Work to be completed:
Below are some records; give them all again exactly, but not the pictures.

Supplied data:
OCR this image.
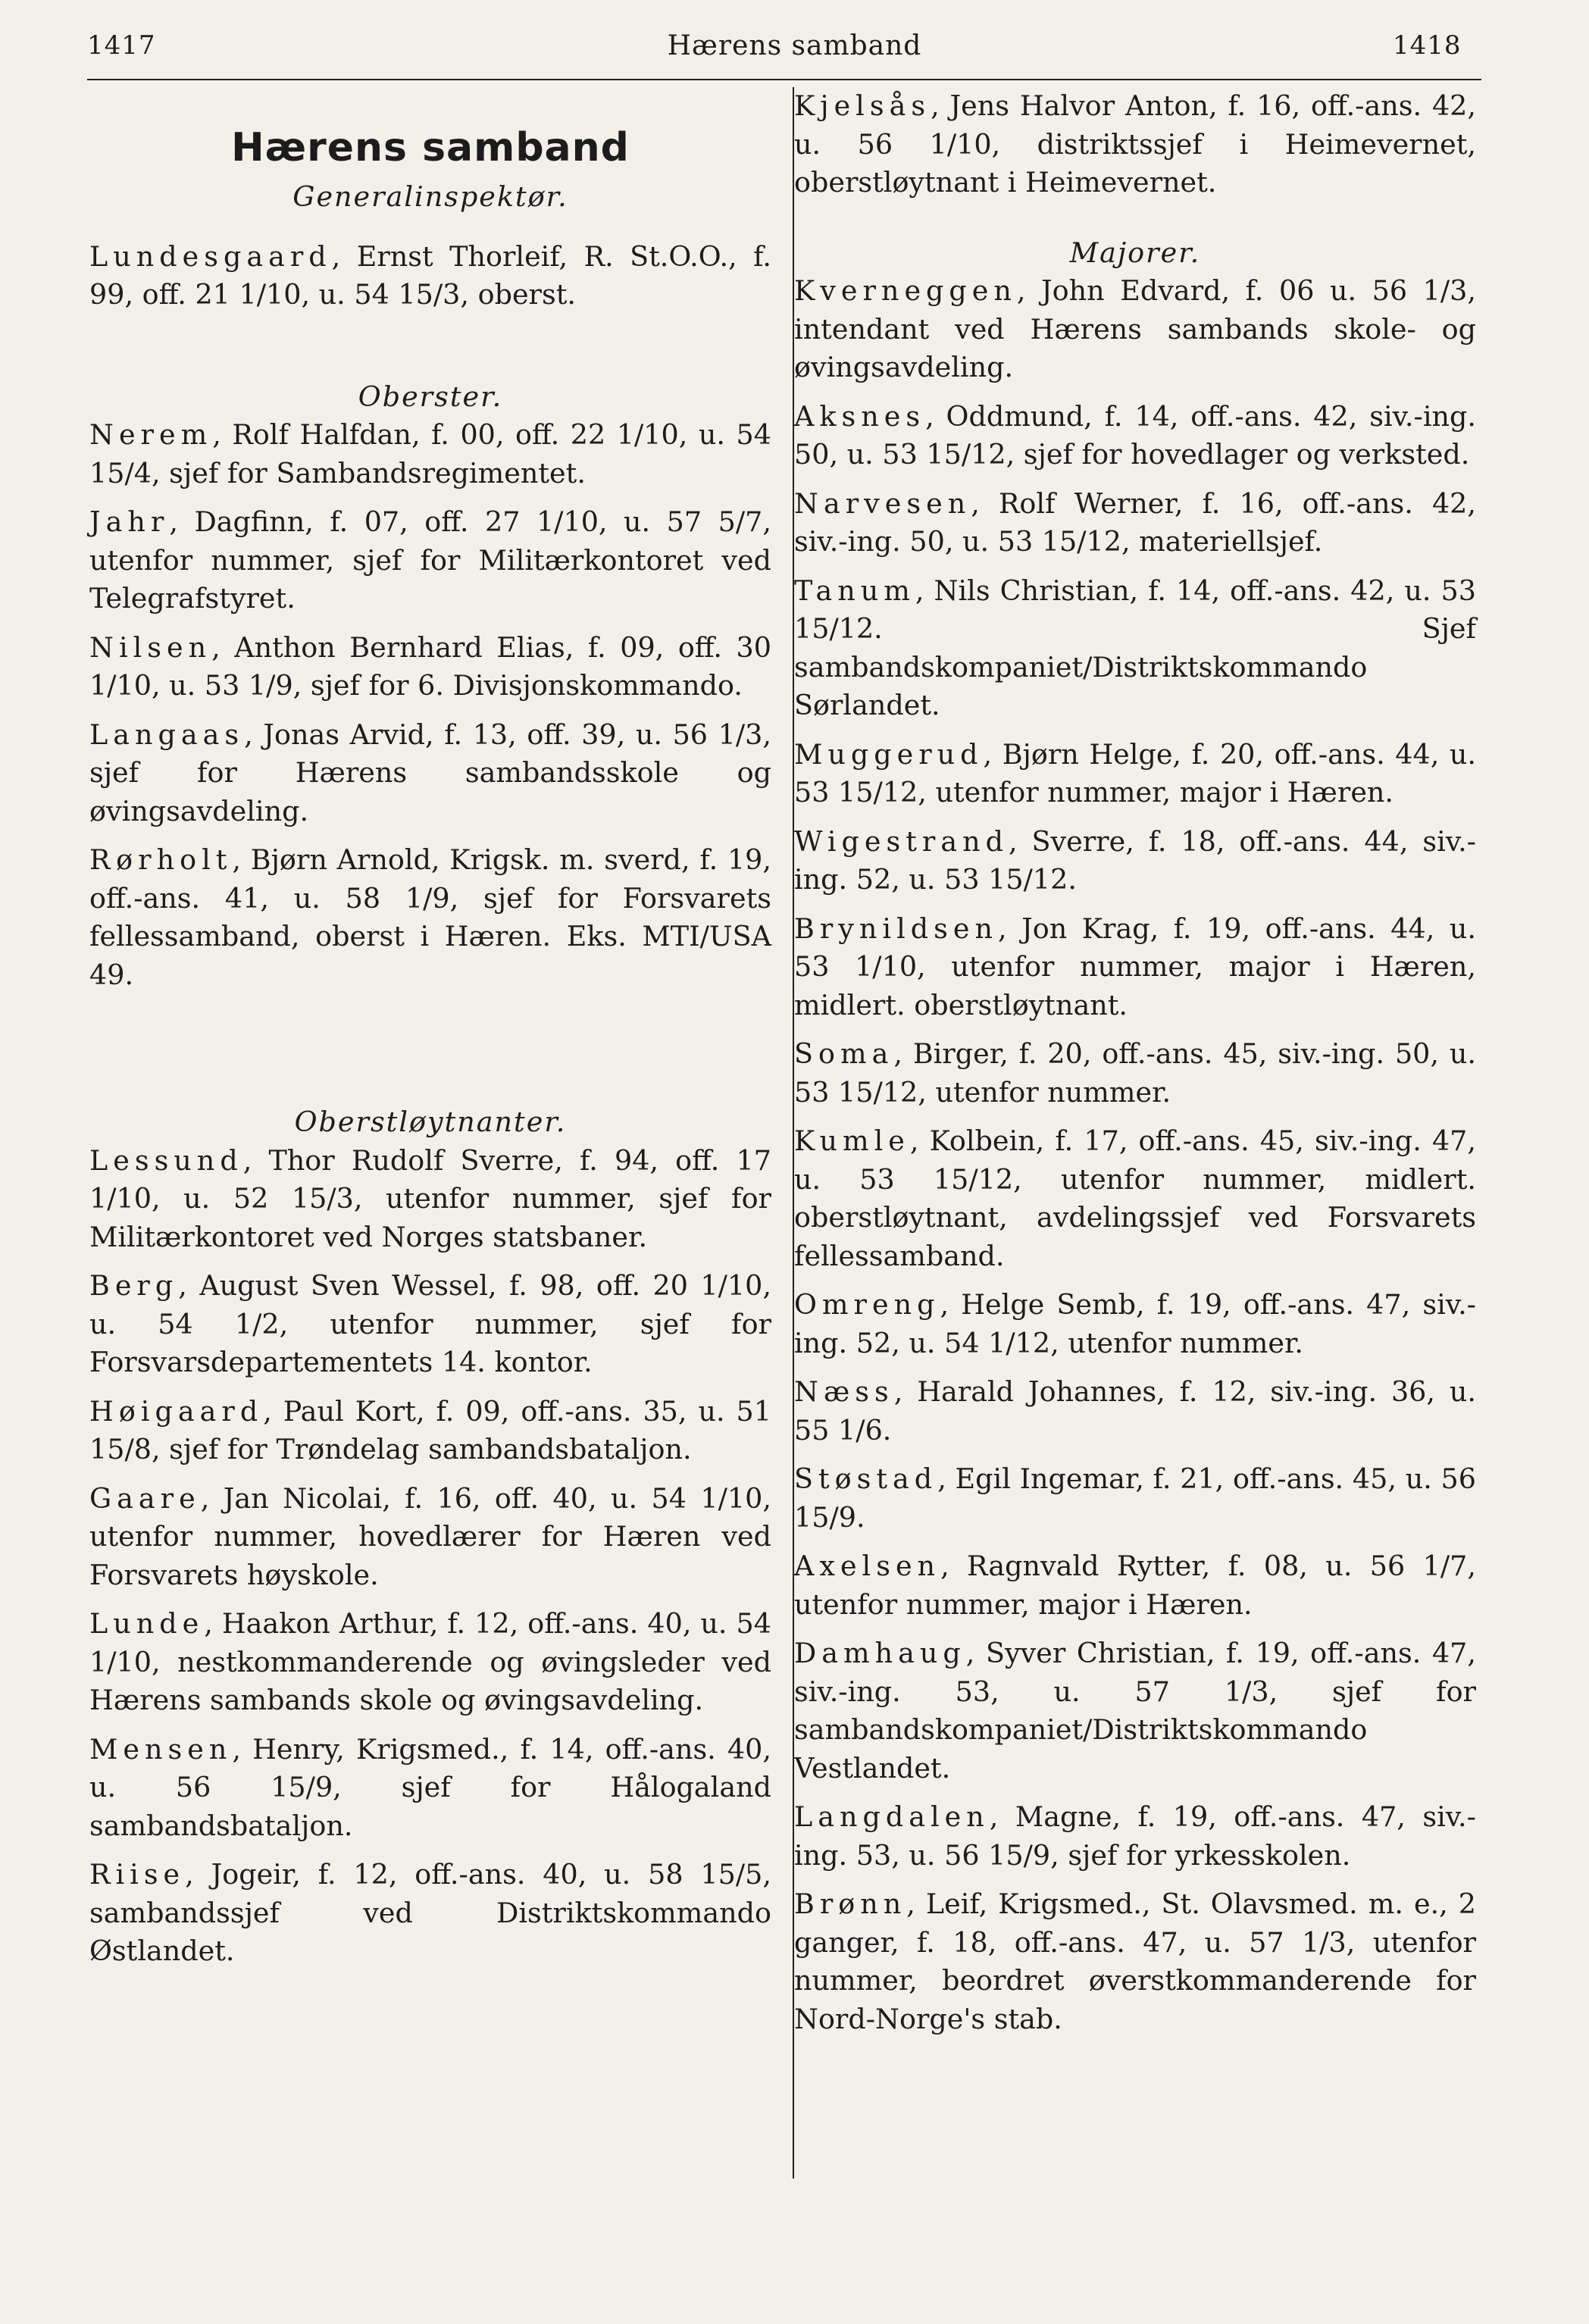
1417	Hærens samband	1418
Hærens samband
Generalinspektør.
Lundesgaard, Ernst Thorleif, R. St.O.O., f. 99, off. 21 1/10, u. 54 15/3, oberst.
Oberster.
Nerem, Rolf Halfdan, f. 00, off. 22 1/10, u. 54 15/4, sjef for Sambandsregimentet.
Jahr, Dagfinn, f. 07, off. 27 1/10, u. 57 5/7, utenfor nummer, sjef for Militærkontoret ved Telegrafstyret.
Nilsen, Anthon Bernhard Elias, f. 09, off. 30 1/10, u. 53 1/9, sjef for 6. Divisjonskommando.
Langaas, Jonas Arvid, f. 13, off. 39, u. 56 1/3, sjef for Hærens sambandsskole og øvingsavdeling.
Rørholt, Bjørn Arnold, Krigsk. m. sverd, f. 19, off.-ans. 41, u. 58 1/9, sjef for Forsvarets fellessamband, oberst i Hæren. Eks. MTI/USA 49.
Oberstløytnanter.
Lessund, Thor Rudolf Sverre, f. 94, off. 17 1/10, u. 52 15/3, utenfor nummer, sjef for Militærkontoret ved Norges statsbaner.
Berg, August Sven Wessel, f. 98, off. 20 1/10, u. 54 1/2, utenfor nummer, sjef for Forsvarsdepartementets 14. kontor.
Høigaard, Paul Kort, f. 09, off.-ans. 35, u. 51 15/8, sjef for Trøndelag sambandsbataljon.
Gaare, Jan Nicolai, f. 16, off. 40, u. 54 1/10, utenfor nummer, hovedlærer for Hæren ved Forsvarets høyskole.
Lunde, Haakon Arthur, f. 12, off.-ans. 40, u. 54 1/10, nestkommanderende og øvingsleder ved Hærens sambands skole og øvingsavdeling.
Mensen, Henry, Krigsmed., f. 14, off.-ans. 40, u. 56 15/9, sjef for Hålogaland sambandsbataljon.
Riise, Jogeir, f. 12, off.-ans. 40, u. 58 15/5, sambandssjef ved Distriktskommando Østlandet.
Kjelsås, Jens Halvor Anton, f. 16, off.-ans. 42, u. 56 1/10, distriktssjef i Heimevernet, oberstløytnant i Heimevernet.
Majorer.
Kverneggen, John Edvard, f. 06 u. 56 1/3, intendant ved Hærens sambands skole- og øvingsavdeling.
Aksnes, Oddmund, f. 14, off.-ans. 42, siv.-ing. 50, u. 53 15/12, sjef for hovedlager og verksted.
Narvesen, Rolf Werner, f. 16, off.-ans. 42, siv.-ing. 50, u. 53 15/12, materiellsjef.
Tanum, Nils Christian, f. 14, off.-ans. 42, u. 53 15/12. Sjef sambandskompaniet/Distriktskommando Sørlandet.
Muggerud, Bjørn Helge, f. 20, off.-ans. 44, u. 53 15/12, utenfor nummer, major i Hæren.
Wigestrand, Sverre, f. 18, off.-ans. 44, siv.-ing. 52, u. 53 15/12.
Brynildsen, Jon Krag, f. 19, off.-ans. 44, u. 53 1/10, utenfor nummer, major i Hæren, midlert. oberstløytnant.
Soma, Birger, f. 20, off.-ans. 45, siv.-ing. 50, u. 53 15/12, utenfor nummer.
Kumle, Kolbein, f. 17, off.-ans. 45, siv.-ing. 47, u. 53 15/12, utenfor nummer, midlert. oberstløytnant, avdelingssjef ved Forsvarets fellessamband.
Omreng, Helge Semb, f. 19, off.-ans. 47, siv.-ing. 52, u. 54 1/12, utenfor nummer.
Næss, Harald Johannes, f. 12, siv.-ing. 36, u. 55 1/6.
Støstad, Egil Ingemar, f. 21, off.-ans. 45, u. 56 15/9.
Axelsen, Ragnvald Rytter, f. 08, u. 56 1/7, utenfor nummer, major i Hæren.
Damhaug, Syver Christian, f. 19, off.-ans. 47, siv.-ing. 53, u. 57 1/3, sjef for sambandskompaniet/Distriktskommando Vestlandet.
Langdalen, Magne, f. 19, off.-ans. 47, siv.-ing. 53, u. 56 15/9, sjef for yrkesskolen.
Brønn, Leif, Krigsmed., St. Olavsmed. m. e., 2 ganger, f. 18, off.-ans. 47, u. 57 1/3, utenfor nummer, beordret øverstkommanderende for Nord-Norge's stab.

Written reply:
OCR this image.
1417	Hærens samband	1418
Hærens samband
Generalinspektør.
Lundesgaard, Ernst Thorleif, R. St.O.O., f. 99, off. 21 1/10, u. 54 15/3, oberst.
Oberster.
Nerem, Rolf Halfdan, f. 00, off. 22 1/10, u. 54 15/4, sjef for Sambandsregimentet.
Jahr, Dagfinn, f. 07, off. 27 1/10, u. 57 5/7, utenfor nummer, sjef for Militærkontoret ved Telegrafstyret.
Nilsen, Anthon Bernhard Elias, f. 09, off. 30 1/10, u. 53 1/9, sjef for 6. Divisjonskommando.
Langaas, Jonas Arvid, f. 13, off. 39, u. 56 1/3, sjef for Hærens sambandsskole og øvingsavdeling.
Rørholt, Bjørn Arnold, Krigsk. m. sverd, f. 19, off.-ans. 41, u. 58 1/9, sjef for Forsvarets fellessamband, oberst i Hæren. Eks. MTI/USA 49.
Oberstløytnanter.
Lessund, Thor Rudolf Sverre, f. 94, off. 17 1/10, u. 52 15/3, utenfor nummer, sjef for Militærkontoret ved Norges statsbaner.
Berg, August Sven Wessel, f. 98, off. 20 1/10, u. 54 1/2, utenfor nummer, sjef for Forsvarsdepartementets 14. kontor.
Høigaard, Paul Kort, f. 09, off.-ans. 35, u. 51 15/8, sjef for Trøndelag sambandsbataljon.
Gaare, Jan Nicolai, f. 16, off. 40, u. 54 1/10, utenfor nummer, hovedlærer for Hæren ved Forsvarets høyskole.
Lunde, Haakon Arthur, f. 12, off.-ans. 40, u. 54 1/10, nestkommanderende og øvingsleder ved Hærens sambands skole og øvingsavdeling.
Mensen, Henry, Krigsmed., f. 14, off.-ans. 40, u. 56 15/9, sjef for Hålogaland sambandsbataljon.
Riise, Jogeir, f. 12, off.-ans. 40, u. 58 15/5, sambandssjef ved Distriktskommando Østlandet.
Kjelsås, Jens Halvor Anton, f. 16, off.-ans. 42, u. 56 1/10, distriktssjef i Heimevernet, oberstløytnant i Heimevernet.
Majorer.
Kverneggen, John Edvard, f. 06 u. 56 1/3, intendant ved Hærens sambands skole- og øvingsavdeling.
Aksnes, Oddmund, f. 14, off.-ans. 42, siv.-ing. 50, u. 53 15/12, sjef for hovedlager og verksted.
Narvesen, Rolf Werner, f. 16, off.-ans. 42, siv.-ing. 50, u. 53 15/12, materiellsjef.
Tanum, Nils Christian, f. 14, off.-ans. 42, u. 53 15/12. Sjef sambandskompaniet/Distriktskommando Sørlandet.
Muggerud, Bjørn Helge, f. 20, off.-ans. 44, u. 53 15/12, utenfor nummer, major i Hæren.
Wigestrand, Sverre, f. 18, off.-ans. 44, siv.-ing. 52, u. 53 15/12.
Brynildsen, Jon Krag, f. 19, off.-ans. 44, u. 53 1/10, utenfor nummer, major i Hæren, midlert. oberstløytnant.
Soma, Birger, f. 20, off.-ans. 45, siv.-ing. 50, u. 53 15/12, utenfor nummer.
Kumle, Kolbein, f. 17, off.-ans. 45, siv.-ing. 47, u. 53 15/12, utenfor nummer, midlert. oberstløytnant, avdelingssjef ved Forsvarets fellessamband.
Omreng, Helge Semb, f. 19, off.-ans. 47, siv.-ing. 52, u. 54 1/12, utenfor nummer.
Næss, Harald Johannes, f. 12, siv.-ing. 36, u. 55 1/6.
Støstad, Egil Ingemar, f. 21, off.-ans. 45, u. 56 15/9.
Axelsen, Ragnvald Rytter, f. 08, u. 56 1/7, utenfor nummer, major i Hæren.
Damhaug, Syver Christian, f. 19, off.-ans. 47, siv.-ing. 53, u. 57 1/3, sjef for sambandskompaniet/Distriktskommando Vestlandet.
Langdalen, Magne, f. 19, off.-ans. 47, siv.-ing. 53, u. 56 15/9, sjef for yrkesskolen.
Brønn, Leif, Krigsmed., St. Olavsmed. m. e., 2 ganger, f. 18, off.-ans. 47, u. 57 1/3, utenfor nummer, beordret øverstkommanderende for Nord-Norge's stab.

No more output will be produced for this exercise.